◆ Work to do
Continue the forum thread about paying for DirecTV's multi-room viewing (MRV), picking up right after its last post.

◆ Excerpt
So if I want MRV I have to pay $$ to have them come install little boxes near my recievers even though MRV works GREAT with my setup now?? :nono2:

Its like NFL RedZone and NFL Sunday Ticket RZC, I can get NFL RedZone on Comcast for $10 a month or RZC on DirecTV for $400 :lol:


----------



## amorse2183 (May 25, 2006)

if they were going to replace all the receivers in the house with mrv compliant models (preferably with deca) i wouldn't mind paying $49 for that, provided there was no fee for the service. if they were charging a monthly fee, then i wouldn't be willing to pay anything. its obvious there will be a monthly fee, so my idea is more of a pipedream, but that's what i think.


----------



## puckhead (Sep 22, 2007)

compnurd said:


> I will pay nothing. The fact that D* is even considering charging for any sort of MRV is making me count the days till my contract is up


I don't have a problem with your choice, but where will you find MRV service for free?

◆ Dataset entries
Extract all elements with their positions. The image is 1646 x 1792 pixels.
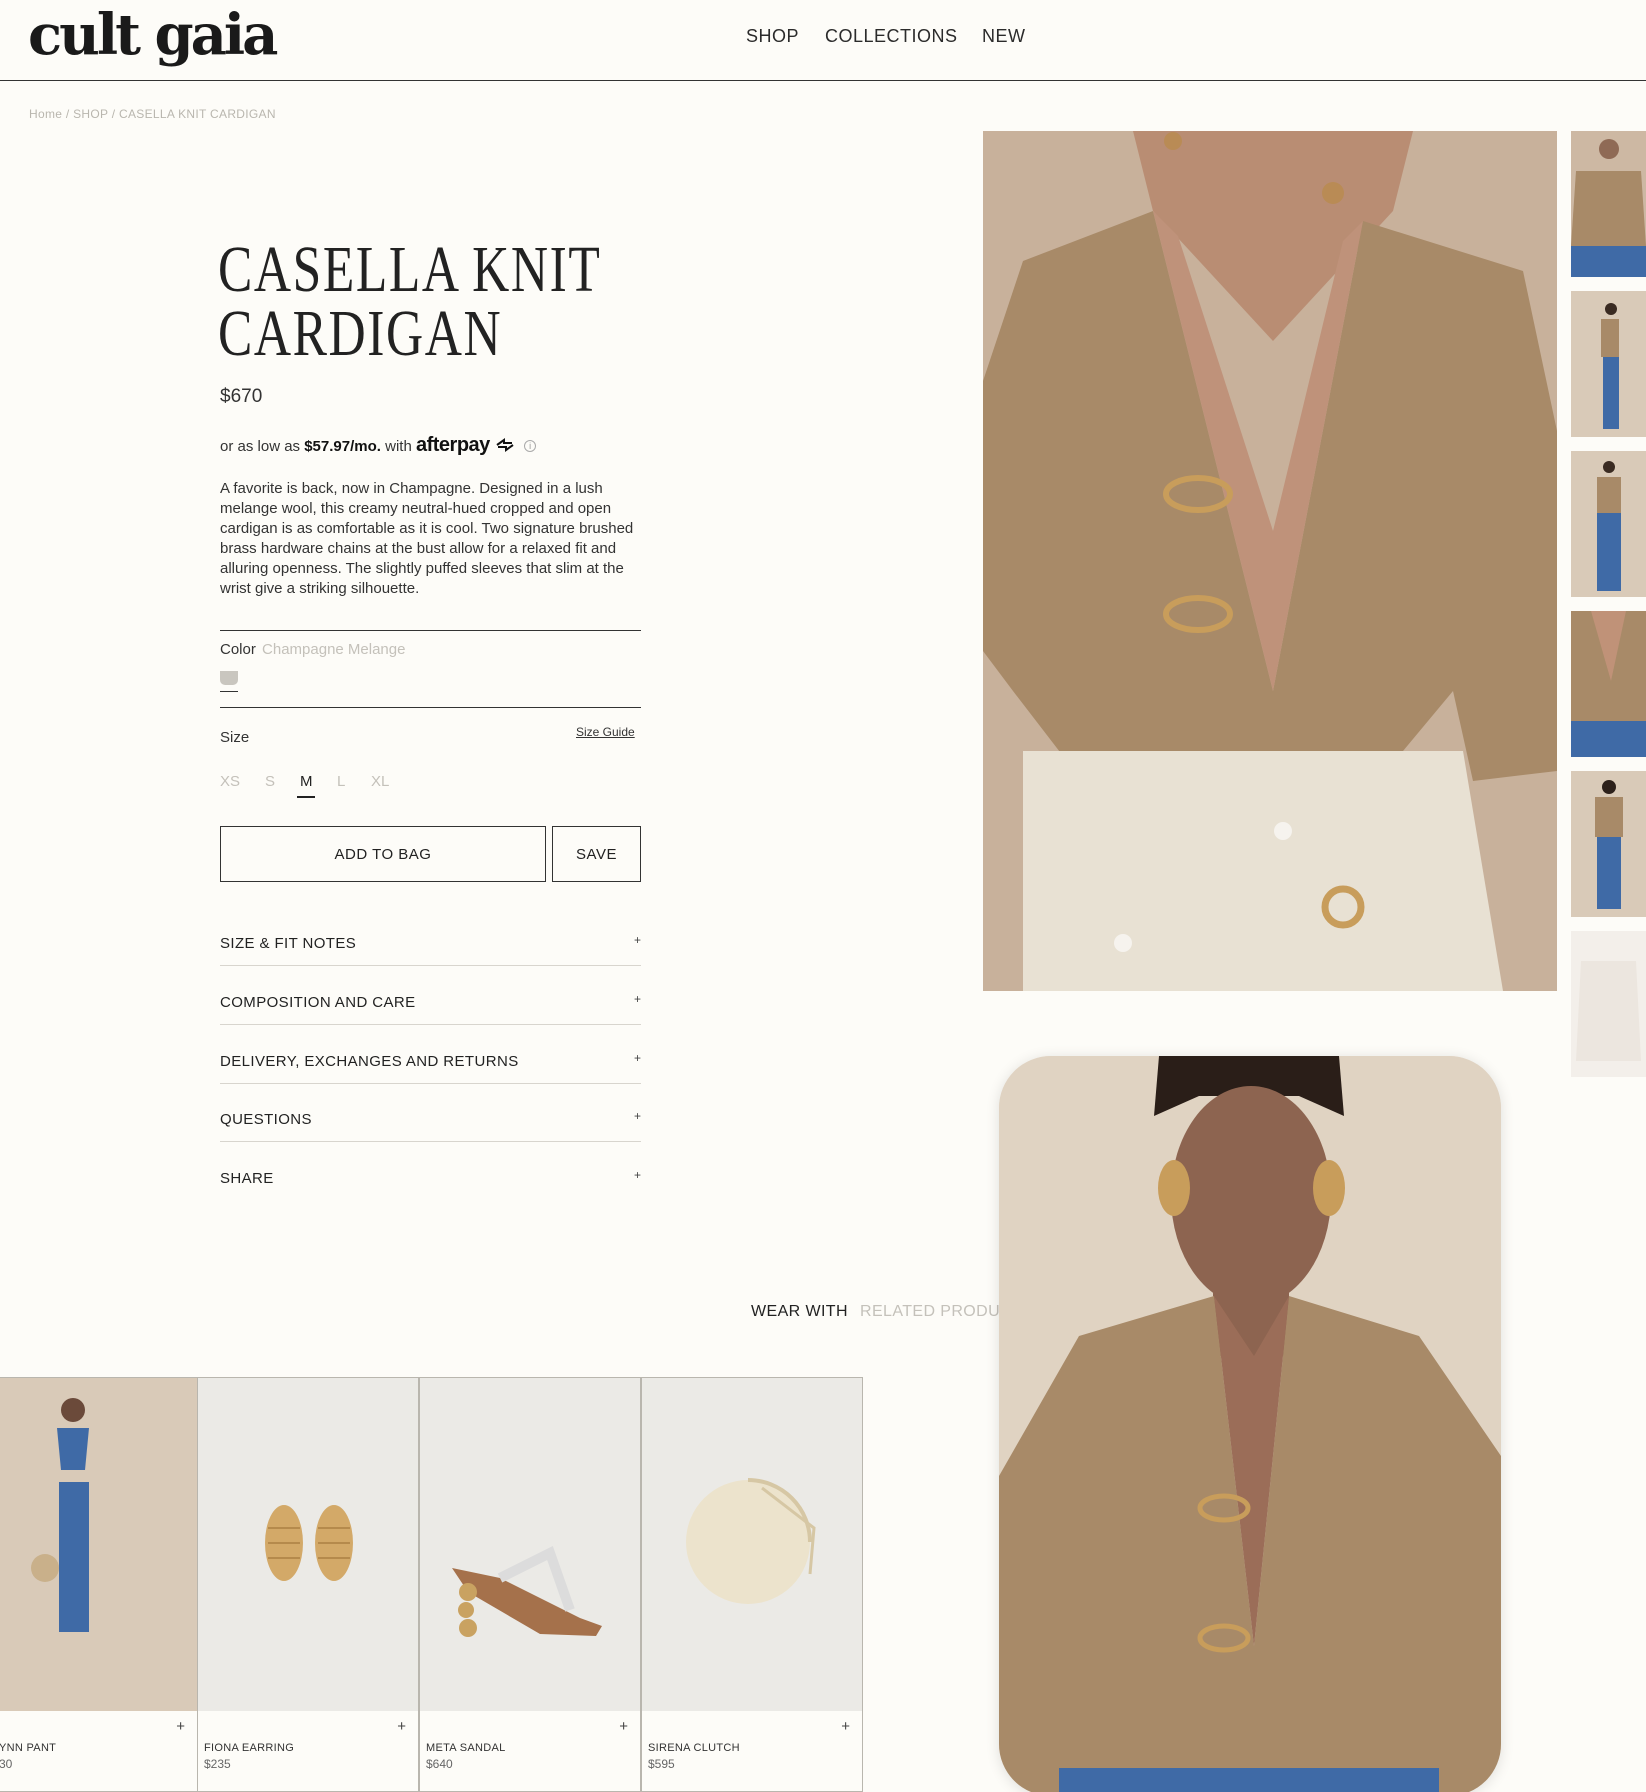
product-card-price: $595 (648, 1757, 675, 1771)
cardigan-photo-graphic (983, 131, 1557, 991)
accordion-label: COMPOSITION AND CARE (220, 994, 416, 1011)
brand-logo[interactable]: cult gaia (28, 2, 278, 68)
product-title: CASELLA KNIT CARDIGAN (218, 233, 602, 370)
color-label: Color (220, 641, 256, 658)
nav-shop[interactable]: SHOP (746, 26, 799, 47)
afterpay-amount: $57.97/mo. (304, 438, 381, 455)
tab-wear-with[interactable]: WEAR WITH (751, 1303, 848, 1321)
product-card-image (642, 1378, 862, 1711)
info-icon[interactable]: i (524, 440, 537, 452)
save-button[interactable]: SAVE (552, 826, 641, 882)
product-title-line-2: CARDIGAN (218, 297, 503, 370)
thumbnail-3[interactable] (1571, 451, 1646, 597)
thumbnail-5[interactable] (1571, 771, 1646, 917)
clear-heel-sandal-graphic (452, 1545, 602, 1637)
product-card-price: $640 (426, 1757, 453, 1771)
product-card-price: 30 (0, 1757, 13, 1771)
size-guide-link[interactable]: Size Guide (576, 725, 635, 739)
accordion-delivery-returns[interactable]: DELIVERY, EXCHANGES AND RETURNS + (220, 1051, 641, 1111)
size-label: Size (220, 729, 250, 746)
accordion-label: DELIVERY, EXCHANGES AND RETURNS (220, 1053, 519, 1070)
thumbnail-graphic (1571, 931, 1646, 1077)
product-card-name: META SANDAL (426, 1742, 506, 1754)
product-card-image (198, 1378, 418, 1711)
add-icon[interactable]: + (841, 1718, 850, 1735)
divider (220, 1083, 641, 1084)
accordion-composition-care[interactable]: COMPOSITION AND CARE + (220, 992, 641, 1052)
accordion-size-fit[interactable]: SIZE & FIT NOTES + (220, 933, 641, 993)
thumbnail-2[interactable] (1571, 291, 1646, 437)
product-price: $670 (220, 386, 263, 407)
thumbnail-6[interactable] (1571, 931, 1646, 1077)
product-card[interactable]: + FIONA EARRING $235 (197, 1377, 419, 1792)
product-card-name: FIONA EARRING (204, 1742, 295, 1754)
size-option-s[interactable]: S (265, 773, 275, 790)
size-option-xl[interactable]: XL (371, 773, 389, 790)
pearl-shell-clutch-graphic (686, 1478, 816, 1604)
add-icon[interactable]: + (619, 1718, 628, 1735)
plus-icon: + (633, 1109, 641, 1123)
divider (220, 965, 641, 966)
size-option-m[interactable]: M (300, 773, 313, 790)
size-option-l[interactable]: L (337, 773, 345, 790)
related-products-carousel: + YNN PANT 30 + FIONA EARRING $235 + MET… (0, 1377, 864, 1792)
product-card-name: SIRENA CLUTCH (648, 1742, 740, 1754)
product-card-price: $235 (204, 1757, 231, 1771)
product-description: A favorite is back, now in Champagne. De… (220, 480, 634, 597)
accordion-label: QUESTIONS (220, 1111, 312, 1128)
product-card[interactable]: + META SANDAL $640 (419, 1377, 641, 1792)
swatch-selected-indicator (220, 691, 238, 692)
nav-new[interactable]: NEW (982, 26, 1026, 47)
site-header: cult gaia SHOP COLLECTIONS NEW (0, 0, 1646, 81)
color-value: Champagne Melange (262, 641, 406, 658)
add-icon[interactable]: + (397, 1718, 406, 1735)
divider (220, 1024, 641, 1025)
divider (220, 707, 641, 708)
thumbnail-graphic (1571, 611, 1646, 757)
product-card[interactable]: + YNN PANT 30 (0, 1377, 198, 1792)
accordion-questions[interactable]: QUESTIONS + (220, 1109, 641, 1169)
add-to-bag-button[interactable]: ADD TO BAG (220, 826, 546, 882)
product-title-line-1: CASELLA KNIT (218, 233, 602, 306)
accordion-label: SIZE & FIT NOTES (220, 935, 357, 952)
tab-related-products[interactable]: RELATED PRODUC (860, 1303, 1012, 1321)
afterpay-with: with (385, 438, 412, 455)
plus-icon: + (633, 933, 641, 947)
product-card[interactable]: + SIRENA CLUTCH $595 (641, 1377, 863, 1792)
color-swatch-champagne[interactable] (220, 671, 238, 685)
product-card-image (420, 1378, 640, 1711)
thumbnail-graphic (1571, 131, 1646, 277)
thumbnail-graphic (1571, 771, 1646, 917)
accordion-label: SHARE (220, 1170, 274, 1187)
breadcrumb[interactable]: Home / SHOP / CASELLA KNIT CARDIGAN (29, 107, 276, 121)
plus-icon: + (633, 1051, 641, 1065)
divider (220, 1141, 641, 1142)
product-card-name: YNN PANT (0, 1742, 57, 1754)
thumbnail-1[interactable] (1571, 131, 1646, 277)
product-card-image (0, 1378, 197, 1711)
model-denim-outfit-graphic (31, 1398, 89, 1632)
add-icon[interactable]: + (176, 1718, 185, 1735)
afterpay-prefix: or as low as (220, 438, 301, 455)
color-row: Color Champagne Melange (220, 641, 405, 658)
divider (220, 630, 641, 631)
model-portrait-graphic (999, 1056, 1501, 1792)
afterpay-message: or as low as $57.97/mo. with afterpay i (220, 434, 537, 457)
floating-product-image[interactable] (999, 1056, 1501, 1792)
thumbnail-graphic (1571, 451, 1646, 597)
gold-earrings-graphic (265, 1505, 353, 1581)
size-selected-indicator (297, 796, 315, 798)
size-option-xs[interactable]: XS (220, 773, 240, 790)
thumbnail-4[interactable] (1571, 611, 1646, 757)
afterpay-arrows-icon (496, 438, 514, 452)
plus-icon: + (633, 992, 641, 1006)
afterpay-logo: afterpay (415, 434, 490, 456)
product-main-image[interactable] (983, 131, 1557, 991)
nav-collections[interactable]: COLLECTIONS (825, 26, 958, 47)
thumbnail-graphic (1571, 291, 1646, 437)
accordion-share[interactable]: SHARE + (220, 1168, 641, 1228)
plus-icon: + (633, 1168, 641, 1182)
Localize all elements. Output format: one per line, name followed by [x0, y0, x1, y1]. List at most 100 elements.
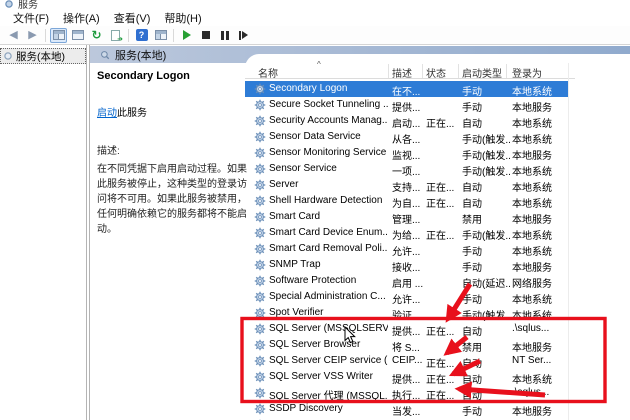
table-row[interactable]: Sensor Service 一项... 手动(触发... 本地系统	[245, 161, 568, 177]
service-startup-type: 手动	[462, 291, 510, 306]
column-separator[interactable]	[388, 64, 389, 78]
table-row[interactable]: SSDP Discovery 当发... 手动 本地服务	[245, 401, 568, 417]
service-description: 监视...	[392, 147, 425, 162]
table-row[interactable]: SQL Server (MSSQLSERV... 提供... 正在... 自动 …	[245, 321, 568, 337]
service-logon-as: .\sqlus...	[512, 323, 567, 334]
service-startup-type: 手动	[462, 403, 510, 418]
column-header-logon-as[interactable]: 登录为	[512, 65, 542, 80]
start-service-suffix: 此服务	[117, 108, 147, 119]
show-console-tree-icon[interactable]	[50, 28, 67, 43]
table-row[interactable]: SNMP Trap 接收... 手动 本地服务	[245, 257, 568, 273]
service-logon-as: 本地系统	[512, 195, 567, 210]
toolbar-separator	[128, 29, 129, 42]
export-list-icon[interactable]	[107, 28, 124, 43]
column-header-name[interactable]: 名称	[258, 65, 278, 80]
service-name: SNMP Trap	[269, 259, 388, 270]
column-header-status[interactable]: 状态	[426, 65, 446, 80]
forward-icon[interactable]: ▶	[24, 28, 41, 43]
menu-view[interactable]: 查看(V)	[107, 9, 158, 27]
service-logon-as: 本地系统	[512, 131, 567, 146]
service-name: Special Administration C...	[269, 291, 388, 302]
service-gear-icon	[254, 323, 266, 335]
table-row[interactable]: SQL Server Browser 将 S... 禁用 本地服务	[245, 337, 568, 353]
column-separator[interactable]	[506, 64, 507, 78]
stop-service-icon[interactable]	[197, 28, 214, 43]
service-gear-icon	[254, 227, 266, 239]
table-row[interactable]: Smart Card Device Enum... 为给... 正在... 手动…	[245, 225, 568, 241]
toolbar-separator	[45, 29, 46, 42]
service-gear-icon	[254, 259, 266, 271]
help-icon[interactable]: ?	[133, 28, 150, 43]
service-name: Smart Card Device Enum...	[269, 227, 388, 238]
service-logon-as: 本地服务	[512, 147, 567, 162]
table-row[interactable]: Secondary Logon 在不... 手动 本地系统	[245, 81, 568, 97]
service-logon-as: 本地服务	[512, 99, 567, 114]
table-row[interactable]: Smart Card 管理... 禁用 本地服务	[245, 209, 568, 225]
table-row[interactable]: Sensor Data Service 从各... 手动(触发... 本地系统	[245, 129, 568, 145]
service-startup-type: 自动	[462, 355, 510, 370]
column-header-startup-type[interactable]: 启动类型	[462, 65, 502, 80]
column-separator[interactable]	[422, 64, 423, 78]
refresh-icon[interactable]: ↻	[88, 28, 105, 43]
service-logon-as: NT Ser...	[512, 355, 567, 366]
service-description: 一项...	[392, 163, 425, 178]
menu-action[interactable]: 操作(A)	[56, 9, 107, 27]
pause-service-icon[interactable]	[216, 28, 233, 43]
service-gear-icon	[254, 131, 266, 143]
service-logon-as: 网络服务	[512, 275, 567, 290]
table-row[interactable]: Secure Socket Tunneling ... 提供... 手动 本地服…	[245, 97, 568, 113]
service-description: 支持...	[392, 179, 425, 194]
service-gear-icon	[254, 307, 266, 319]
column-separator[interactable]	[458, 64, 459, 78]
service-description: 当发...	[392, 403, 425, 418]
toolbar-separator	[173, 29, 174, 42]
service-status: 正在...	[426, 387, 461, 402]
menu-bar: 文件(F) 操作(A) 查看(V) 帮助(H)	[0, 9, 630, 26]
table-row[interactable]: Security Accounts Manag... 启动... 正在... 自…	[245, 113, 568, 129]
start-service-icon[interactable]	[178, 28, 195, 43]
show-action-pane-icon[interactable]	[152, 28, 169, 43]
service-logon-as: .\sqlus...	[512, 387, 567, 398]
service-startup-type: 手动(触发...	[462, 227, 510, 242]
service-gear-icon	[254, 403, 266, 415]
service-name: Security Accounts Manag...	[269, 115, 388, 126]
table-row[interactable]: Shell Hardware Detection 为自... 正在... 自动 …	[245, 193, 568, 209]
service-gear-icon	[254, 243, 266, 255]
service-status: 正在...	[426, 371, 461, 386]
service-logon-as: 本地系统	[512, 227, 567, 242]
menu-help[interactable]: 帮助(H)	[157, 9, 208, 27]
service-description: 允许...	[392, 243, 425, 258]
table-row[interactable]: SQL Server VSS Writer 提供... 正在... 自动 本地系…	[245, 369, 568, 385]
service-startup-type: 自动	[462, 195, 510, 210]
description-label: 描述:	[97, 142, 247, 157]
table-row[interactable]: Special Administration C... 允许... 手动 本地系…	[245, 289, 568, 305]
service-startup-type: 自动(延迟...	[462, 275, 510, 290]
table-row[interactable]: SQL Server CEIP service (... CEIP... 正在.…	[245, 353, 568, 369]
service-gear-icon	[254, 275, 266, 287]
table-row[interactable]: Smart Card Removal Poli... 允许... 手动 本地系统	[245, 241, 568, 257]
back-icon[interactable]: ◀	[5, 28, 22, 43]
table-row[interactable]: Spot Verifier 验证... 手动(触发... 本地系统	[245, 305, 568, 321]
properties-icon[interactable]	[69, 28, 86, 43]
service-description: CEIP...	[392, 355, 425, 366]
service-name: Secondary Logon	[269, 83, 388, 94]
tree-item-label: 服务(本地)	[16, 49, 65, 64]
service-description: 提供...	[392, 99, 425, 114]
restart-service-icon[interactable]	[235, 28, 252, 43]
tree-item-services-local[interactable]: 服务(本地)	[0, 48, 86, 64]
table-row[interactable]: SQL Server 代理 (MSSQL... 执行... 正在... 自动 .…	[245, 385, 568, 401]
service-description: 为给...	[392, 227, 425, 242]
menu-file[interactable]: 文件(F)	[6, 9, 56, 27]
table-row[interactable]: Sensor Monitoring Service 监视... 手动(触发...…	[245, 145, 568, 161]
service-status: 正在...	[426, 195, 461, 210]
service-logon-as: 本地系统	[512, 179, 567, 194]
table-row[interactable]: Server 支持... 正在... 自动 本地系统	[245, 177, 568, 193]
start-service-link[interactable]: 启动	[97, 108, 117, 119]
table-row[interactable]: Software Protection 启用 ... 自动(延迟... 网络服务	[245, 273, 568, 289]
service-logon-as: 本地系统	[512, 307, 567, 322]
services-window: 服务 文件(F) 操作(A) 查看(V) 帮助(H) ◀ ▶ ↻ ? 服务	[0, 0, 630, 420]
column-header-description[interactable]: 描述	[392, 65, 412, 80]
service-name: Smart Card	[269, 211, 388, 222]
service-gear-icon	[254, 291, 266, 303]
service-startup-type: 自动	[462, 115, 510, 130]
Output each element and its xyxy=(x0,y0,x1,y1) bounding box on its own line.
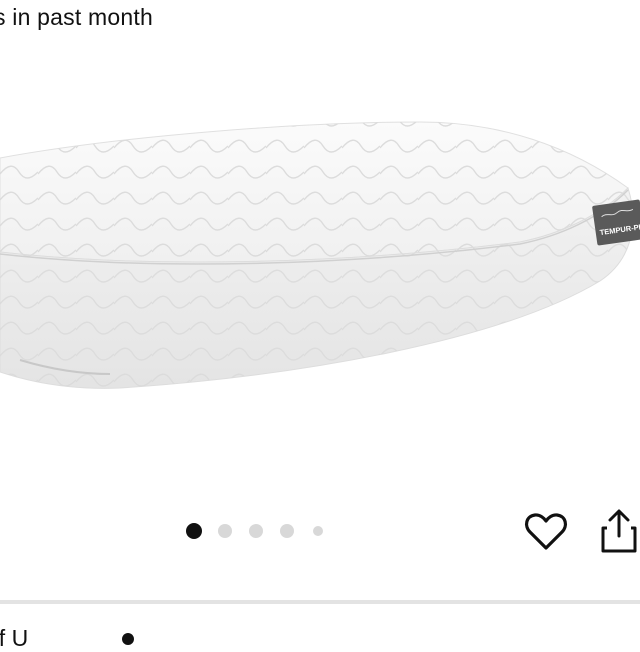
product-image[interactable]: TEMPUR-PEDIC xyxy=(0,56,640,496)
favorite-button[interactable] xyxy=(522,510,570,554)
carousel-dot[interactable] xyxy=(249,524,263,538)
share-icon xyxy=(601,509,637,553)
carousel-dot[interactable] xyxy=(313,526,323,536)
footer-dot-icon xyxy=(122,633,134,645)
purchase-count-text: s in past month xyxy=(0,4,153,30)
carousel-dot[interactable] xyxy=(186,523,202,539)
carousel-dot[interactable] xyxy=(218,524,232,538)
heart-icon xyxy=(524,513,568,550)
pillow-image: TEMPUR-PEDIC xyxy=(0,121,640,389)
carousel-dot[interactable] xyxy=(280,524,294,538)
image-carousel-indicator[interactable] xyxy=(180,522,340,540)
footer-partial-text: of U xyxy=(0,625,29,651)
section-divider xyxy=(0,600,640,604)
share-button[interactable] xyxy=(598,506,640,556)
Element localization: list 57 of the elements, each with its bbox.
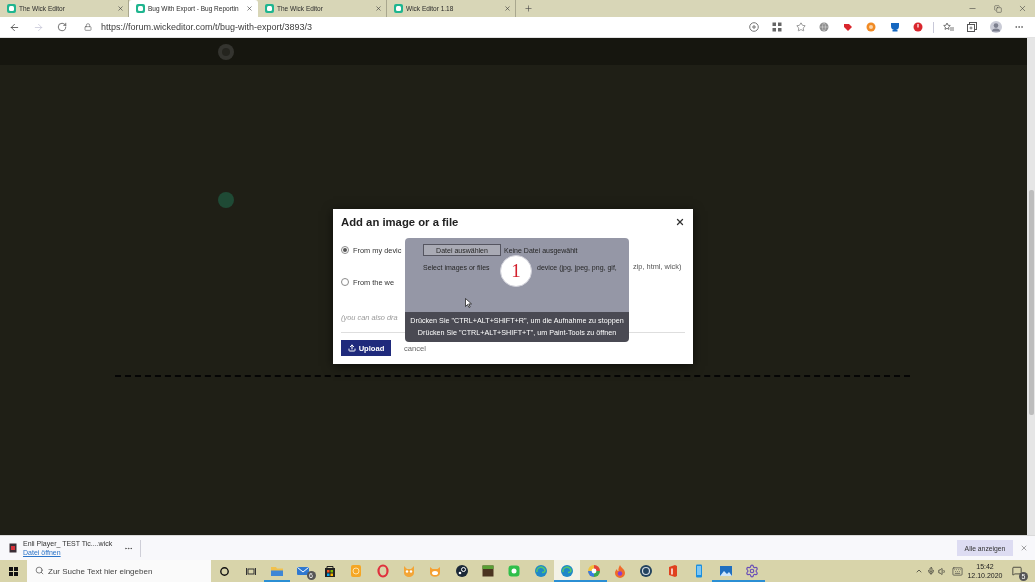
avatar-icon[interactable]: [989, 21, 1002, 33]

◆ Result
----------



## GrumpyBear (Feb 1, 2006)

puckhead said:


> I don't have a problem with your choice, but where will you find MRV service for free?


+1 on that one. People keep yelling about Uverse, and seem to forget the $4 fee that Uverse builds into there way of doing MRV.


----------



## mdavej (Jan 31, 2007)

puckhead said:


> I don't have a problem with your choice, but where will you find MRV service for free?


Umm... just about everywhere except D*? Last time I checked E* had a 2-room receiver and so did U-verse. That's why it's kind of puzzling how D* thinks they can charge for something the competition gives away.

What exactly are the fees for the competition for a 2-room setup? I must be missing something.


----------



## TBlazer07 (Feb 5, 2009)

If the upgrade included DECA and SWiM and no monthly fee I feel the $149 would be reasonable as a 1-time charge. If there was a monthly fee AND SWiM and DECA were included then $49 install would be reasonable.

Too many possible scenarios so I didn't vote.


----------



## DogLover (Mar 19, 2007)

mdavej said:


> Umm... just about everywhere except D*? Last time I checked E* had a 2-room receiver and so did U-verse. That's why it's kind of puzzling how D* thinks they can charge for something the competition gives away.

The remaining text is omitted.